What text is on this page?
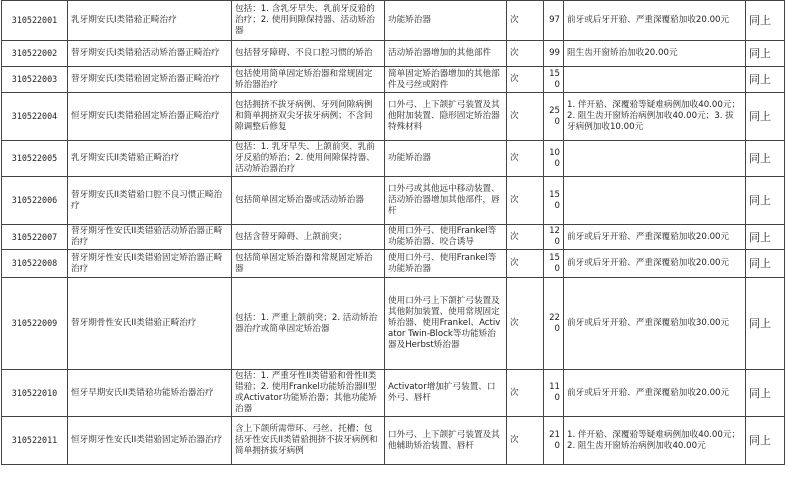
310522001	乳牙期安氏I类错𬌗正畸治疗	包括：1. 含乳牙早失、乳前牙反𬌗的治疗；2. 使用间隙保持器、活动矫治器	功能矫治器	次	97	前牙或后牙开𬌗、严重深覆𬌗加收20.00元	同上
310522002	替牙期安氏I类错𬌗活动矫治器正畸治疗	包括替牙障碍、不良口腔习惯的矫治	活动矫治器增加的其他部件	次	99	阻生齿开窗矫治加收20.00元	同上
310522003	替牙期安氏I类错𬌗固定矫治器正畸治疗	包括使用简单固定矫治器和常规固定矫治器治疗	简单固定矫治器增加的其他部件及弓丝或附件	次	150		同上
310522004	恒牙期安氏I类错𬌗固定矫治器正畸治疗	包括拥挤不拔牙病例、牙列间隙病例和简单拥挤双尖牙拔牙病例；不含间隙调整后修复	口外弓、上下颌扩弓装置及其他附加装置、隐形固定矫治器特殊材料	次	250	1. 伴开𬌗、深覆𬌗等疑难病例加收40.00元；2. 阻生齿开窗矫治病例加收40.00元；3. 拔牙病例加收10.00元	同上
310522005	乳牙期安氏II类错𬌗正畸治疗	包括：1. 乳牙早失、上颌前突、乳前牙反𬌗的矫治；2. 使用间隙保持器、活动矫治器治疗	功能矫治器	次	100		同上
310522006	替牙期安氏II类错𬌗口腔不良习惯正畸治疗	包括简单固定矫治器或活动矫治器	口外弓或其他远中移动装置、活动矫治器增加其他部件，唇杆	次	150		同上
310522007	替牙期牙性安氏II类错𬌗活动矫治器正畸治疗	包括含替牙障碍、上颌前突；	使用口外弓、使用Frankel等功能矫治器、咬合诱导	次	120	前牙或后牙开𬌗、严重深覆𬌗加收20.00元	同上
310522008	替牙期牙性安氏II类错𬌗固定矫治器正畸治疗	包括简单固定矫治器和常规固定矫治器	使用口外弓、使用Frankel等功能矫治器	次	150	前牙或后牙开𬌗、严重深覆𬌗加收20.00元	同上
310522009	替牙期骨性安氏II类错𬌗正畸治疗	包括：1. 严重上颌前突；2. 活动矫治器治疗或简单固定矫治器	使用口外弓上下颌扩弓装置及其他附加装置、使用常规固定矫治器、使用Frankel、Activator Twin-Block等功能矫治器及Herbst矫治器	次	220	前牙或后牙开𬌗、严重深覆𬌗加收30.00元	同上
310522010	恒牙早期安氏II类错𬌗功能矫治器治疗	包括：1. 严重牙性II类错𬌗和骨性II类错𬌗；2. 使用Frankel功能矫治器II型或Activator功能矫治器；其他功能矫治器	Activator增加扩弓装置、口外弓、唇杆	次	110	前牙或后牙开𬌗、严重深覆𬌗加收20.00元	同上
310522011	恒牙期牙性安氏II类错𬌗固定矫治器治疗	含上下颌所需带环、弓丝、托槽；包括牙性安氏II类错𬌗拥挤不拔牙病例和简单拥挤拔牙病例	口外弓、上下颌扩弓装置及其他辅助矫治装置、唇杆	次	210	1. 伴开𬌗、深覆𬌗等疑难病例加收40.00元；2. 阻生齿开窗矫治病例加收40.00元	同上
########################################
## Goal
Extract the full listing exactly, with the pictures left out.

## Solution for this problem
What text is on this page?
310522001	乳牙期安氏I类错𬌗正畸治疗	包括：1. 含乳牙早失、乳前牙反𬌗的治疗；2. 使用间隙保持器、活动矫治器	功能矫治器	次	97	前牙或后牙开𬌗、严重深覆𬌗加收20.00元	同上
310522002	替牙期安氏I类错𬌗活动矫治器正畸治疗	包括替牙障碍、不良口腔习惯的矫治	活动矫治器增加的其他部件	次	99	阻生齿开窗矫治加收20.00元	同上
310522003	替牙期安氏I类错𬌗固定矫治器正畸治疗	包括使用简单固定矫治器和常规固定矫治器治疗	简单固定矫治器增加的其他部件及弓丝或附件	次	150		同上
310522004	恒牙期安氏I类错𬌗固定矫治器正畸治疗	包括拥挤不拔牙病例、牙列间隙病例和简单拥挤双尖牙拔牙病例；不含间隙调整后修复	口外弓、上下颌扩弓装置及其他附加装置、隐形固定矫治器特殊材料	次	250	1. 伴开𬌗、深覆𬌗等疑难病例加收40.00元；2. 阻生齿开窗矫治病例加收40.00元；3. 拔牙病例加收10.00元	同上
310522005	乳牙期安氏II类错𬌗正畸治疗	包括：1. 乳牙早失、上颌前突、乳前牙反𬌗的矫治；2. 使用间隙保持器、活动矫治器治疗	功能矫治器	次	100		同上
310522006	替牙期安氏II类错𬌗口腔不良习惯正畸治疗	包括简单固定矫治器或活动矫治器	口外弓或其他远中移动装置、活动矫治器增加其他部件，唇杆	次	150		同上
310522007	替牙期牙性安氏II类错𬌗活动矫治器正畸治疗	包括含替牙障碍、上颌前突；	使用口外弓、使用Frankel等功能矫治器、咬合诱导	次	120	前牙或后牙开𬌗、严重深覆𬌗加收20.00元	同上
310522008	替牙期牙性安氏II类错𬌗固定矫治器正畸治疗	包括简单固定矫治器和常规固定矫治器	使用口外弓、使用Frankel等功能矫治器	次	150	前牙或后牙开𬌗、严重深覆𬌗加收20.00元	同上
310522009	替牙期骨性安氏II类错𬌗正畸治疗	包括：1. 严重上颌前突；2. 活动矫治器治疗或简单固定矫治器	使用口外弓上下颌扩弓装置及其他附加装置、使用常规固定矫治器、使用Frankel、Activator Twin-Block等功能矫治器及Herbst矫治器	次	220	前牙或后牙开𬌗、严重深覆𬌗加收30.00元	同上
310522010	恒牙早期安氏II类错𬌗功能矫治器治疗	包括：1. 严重牙性II类错𬌗和骨性II类错𬌗；2. 使用Frankel功能矫治器II型或Activator功能矫治器；其他功能矫治器	Activator增加扩弓装置、口外弓、唇杆	次	110	前牙或后牙开𬌗、严重深覆𬌗加收20.00元	同上
310522011	恒牙期牙性安氏II类错𬌗固定矫治器治疗	含上下颌所需带环、弓丝、托槽；包括牙性安氏II类错𬌗拥挤不拔牙病例和简单拥挤拔牙病例	口外弓、上下颌扩弓装置及其他辅助矫治装置、唇杆	次	210	1. 伴开𬌗、深覆𬌗等疑难病例加收40.00元；2. 阻生齿开窗矫治病例加收40.00元	同上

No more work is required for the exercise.